**Problem statement:** Return the complete listing that follows, with each line reproduced exactly.

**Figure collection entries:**
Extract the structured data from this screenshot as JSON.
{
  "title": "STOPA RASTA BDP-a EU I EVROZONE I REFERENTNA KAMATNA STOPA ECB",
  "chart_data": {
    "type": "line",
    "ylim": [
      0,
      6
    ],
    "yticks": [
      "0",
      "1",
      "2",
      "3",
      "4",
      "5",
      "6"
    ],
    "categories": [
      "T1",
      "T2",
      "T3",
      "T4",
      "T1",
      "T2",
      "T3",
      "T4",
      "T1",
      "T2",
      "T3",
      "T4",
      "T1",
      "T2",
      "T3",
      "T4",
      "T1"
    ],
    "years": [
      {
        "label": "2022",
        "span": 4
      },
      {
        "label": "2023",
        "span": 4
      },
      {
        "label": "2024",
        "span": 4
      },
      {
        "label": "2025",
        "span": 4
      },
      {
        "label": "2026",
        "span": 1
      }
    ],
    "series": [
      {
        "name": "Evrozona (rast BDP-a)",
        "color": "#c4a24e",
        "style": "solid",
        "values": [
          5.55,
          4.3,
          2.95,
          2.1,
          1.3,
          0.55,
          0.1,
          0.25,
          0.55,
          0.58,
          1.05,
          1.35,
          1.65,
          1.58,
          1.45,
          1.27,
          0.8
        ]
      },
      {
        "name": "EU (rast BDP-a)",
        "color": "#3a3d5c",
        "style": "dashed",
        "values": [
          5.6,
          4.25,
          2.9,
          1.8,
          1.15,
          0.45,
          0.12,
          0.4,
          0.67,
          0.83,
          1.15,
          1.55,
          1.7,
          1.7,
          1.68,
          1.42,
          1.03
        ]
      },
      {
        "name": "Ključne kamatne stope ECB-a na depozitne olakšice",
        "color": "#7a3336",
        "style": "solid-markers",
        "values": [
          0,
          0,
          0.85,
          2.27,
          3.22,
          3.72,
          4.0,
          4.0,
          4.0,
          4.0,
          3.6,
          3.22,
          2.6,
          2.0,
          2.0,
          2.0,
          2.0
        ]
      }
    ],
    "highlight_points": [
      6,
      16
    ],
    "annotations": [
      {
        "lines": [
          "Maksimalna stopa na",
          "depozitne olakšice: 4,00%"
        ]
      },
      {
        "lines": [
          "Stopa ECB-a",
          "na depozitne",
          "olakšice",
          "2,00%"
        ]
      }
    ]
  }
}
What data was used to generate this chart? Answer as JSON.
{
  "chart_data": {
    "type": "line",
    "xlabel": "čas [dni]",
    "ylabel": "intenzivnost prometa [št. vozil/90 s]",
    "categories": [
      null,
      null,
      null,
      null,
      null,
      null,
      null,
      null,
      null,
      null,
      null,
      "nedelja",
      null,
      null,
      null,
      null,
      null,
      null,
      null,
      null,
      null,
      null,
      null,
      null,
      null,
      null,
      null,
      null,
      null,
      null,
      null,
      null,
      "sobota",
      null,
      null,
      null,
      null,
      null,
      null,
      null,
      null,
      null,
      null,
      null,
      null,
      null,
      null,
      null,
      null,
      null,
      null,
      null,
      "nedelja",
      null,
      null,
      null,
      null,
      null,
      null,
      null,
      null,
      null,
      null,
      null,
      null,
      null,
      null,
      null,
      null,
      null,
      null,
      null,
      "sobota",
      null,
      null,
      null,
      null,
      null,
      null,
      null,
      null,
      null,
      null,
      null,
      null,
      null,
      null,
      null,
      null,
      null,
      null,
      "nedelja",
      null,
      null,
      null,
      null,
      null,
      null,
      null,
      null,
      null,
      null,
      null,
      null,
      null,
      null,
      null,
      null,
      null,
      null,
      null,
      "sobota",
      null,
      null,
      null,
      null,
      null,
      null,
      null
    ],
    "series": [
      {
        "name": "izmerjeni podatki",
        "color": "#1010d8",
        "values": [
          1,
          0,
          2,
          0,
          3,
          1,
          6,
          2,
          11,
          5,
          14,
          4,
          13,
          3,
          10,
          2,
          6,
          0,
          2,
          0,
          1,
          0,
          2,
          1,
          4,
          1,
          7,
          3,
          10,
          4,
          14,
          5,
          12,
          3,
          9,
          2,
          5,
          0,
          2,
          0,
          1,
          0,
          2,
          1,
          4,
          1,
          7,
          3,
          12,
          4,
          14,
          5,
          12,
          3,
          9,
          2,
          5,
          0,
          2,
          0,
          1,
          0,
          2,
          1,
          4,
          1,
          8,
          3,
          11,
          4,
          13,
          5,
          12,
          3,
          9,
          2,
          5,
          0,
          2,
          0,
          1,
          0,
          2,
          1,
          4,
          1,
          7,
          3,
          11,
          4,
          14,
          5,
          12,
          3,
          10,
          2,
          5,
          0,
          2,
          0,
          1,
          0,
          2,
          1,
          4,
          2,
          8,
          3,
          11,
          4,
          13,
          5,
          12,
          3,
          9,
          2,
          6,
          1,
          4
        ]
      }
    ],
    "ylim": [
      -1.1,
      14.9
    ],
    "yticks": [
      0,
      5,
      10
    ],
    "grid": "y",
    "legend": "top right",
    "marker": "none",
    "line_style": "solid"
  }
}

**Exercise response:**
Extract the structured data from this screenshot as JSON.
{
  "title": "STOPA RASTA BDP-a EU I EVROZONE I REFERENTNA KAMATNA STOPA ECB",
  "chart_data": {
    "type": "line",
    "ylim": [
      0,
      6
    ],
    "yticks": [
      "0",
      "1",
      "2",
      "3",
      "4",
      "5",
      "6"
    ],
    "categories": [
      "T1",
      "T2",
      "T3",
      "T4",
      "T1",
      "T2",
      "T3",
      "T4",
      "T1",
      "T2",
      "T3",
      "T4",
      "T1",
      "T2",
      "T3",
      "T4",
      "T1"
    ],
    "years": [
      {
        "label": "2022",
        "span": 4
      },
      {
        "label": "2023",
        "span": 4
      },
      {
        "label": "2024",
        "span": 4
      },
      {
        "label": "2025",
        "span": 4
      },
      {
        "label": "2026",
        "span": 1
      }
    ],
    "series": [
      {
        "name": "Evrozona (rast BDP-a)",
        "color": "#c4a24e",
        "style": "solid",
        "values": [
          5.55,
          4.3,
          2.95,
          2.1,
          1.3,
          0.55,
          0.1,
          0.25,
          0.55,
          0.58,
          1.05,
          1.35,
          1.65,
          1.58,
          1.45,
          1.27,
          0.8
        ]
      },
      {
        "name": "EU (rast BDP-a)",
        "color": "#3a3d5c",
        "style": "dashed",
        "values": [
          5.6,
          4.25,
          2.9,
          1.8,
          1.15,
          0.45,
          0.12,
          0.4,
          0.67,
          0.83,
          1.15,
          1.55,
          1.7,
          1.7,
          1.68,
          1.42,
          1.03
        ]
      },
      {
        "name": "Ključne kamatne stope ECB-a na depozitne olakšice",
        "color": "#7a3336",
        "style": "solid-markers",
        "values": [
          0,
          0,
          0.85,
          2.27,
          3.22,
          3.72,
          4.0,
          4.0,
          4.0,
          4.0,
          3.6,
          3.22,
          2.6,
          2.0,
          2.0,
          2.0,
          2.0
        ]
      }
    ],
    "highlight_points": [
      6,
      16
    ],
    "annotations": [
      {
        "lines": [
          "Maksimalna stopa na",
          "depozitne olakšice: 4,00%"
        ]
      },
      {
        "lines": [
          "Stopa ECB-a",
          "na depozitne",
          "olakšice",
          "2,00%"
        ]
      }
    ]
  }
}
What data was used to generate this chart? Answer as JSON.
{
  "chart_data": {
    "type": "line",
    "xlabel": "čas [dni]",
    "ylabel": "intenzivnost prometa [št. vozil/90 s]",
    "categories": [
      null,
      null,
      null,
      null,
      null,
      null,
      null,
      null,
      null,
      null,
      null,
      "nedelja",
      null,
      null,
      null,
      null,
      null,
      null,
      null,
      null,
      null,
      null,
      null,
      null,
      null,
      null,
      null,
      null,
      null,
      null,
      null,
      null,
      "sobota",
      null,
      null,
      null,
      null,
      null,
      null,
      null,
      null,
      null,
      null,
      null,
      null,
      null,
      null,
      null,
      null,
      null,
      null,
      null,
      "nedelja",
      null,
      null,
      null,
      null,
      null,
      null,
      null,
      null,
      null,
      null,
      null,
      null,
      null,
      null,
      null,
      null,
      null,
      null,
      null,
      "sobota",
      null,
      null,
      null,
      null,
      null,
      null,
      null,
      null,
      null,
      null,
      null,
      null,
      null,
      null,
      null,
      null,
      null,
      null,
      "nedelja",
      null,
      null,
      null,
      null,
      null,
      null,
      null,
      null,
      null,
      null,
      null,
      null,
      null,
      null,
      null,
      null,
      null,
      null,
      null,
      "sobota",
      null,
      null,
      null,
      null,
      null,
      null,
      null
    ],
    "series": [
      {
        "name": "izmerjeni podatki",
        "color": "#1010d8",
        "values": [
          1,
          0,
          2,
          0,
          3,
          1,
          6,
          2,
          11,
          5,
          14,
          4,
          13,
          3,
          10,
          2,
          6,
          0,
          2,
          0,
          1,
          0,
          2,
          1,
          4,
          1,
          7,
          3,
          10,
          4,
          14,
          5,
          12,
          3,
          9,
          2,
          5,
          0,
          2,
          0,
          1,
          0,
          2,
          1,
          4,
          1,
          7,
          3,
          12,
          4,
          14,
          5,
          12,
          3,
          9,
          2,
          5,
          0,
          2,
          0,
          1,
          0,
          2,
          1,
          4,
          1,
          8,
          3,
          11,
          4,
          13,
          5,
          12,
          3,
          9,
          2,
          5,
          0,
          2,
          0,
          1,
          0,
          2,
          1,
          4,
          1,
          7,
          3,
          11,
          4,
          14,
          5,
          12,
          3,
          10,
          2,
          5,
          0,
          2,
          0,
          1,
          0,
          2,
          1,
          4,
          2,
          8,
          3,
          11,
          4,
          13,
          5,
          12,
          3,
          9,
          2,
          6,
          1,
          4
        ]
      }
    ],
    "ylim": [
      -1.1,
      14.9
    ],
    "yticks": [
      0,
      5,
      10
    ],
    "grid": "y",
    "legend": "top right",
    "marker": "none",
    "line_style": "solid"
  }
}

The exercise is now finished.